## REQUIRED TASK
Lines that include the word "reduced" are the ones to copy.

— begin DATA ROWS —

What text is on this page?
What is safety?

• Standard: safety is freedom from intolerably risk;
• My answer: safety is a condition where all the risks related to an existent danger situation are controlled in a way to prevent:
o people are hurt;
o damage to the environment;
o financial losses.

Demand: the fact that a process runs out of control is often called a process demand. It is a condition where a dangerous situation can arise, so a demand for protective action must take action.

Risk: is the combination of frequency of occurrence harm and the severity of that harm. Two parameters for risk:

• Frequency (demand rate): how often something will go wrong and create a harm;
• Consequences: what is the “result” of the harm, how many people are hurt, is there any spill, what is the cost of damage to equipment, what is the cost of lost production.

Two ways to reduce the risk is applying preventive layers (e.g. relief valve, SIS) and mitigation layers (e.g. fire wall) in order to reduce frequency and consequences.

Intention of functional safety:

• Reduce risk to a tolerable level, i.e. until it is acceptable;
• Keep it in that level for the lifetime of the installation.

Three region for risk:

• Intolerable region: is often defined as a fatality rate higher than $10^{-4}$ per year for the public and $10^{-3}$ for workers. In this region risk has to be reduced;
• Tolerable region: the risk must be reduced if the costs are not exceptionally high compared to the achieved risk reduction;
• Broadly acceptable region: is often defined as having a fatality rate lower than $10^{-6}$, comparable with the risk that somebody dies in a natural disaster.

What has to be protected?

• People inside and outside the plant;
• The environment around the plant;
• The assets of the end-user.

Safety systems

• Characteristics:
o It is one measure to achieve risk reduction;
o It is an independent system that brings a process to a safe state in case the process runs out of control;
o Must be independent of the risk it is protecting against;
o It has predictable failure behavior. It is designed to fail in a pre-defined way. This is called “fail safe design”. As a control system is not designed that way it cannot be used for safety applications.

— end DATA ROWS —

## ANSWER FOR THIS EXERCISE
• Intolerable region: is often defined as a fatality rate higher than $10^{-4}$ per year for the public and $10^{-3}$ for workers. In this region risk has to be reduced;
• Tolerable region: the risk must be reduced if the costs are not exceptionally high compared to the achieved risk reduction;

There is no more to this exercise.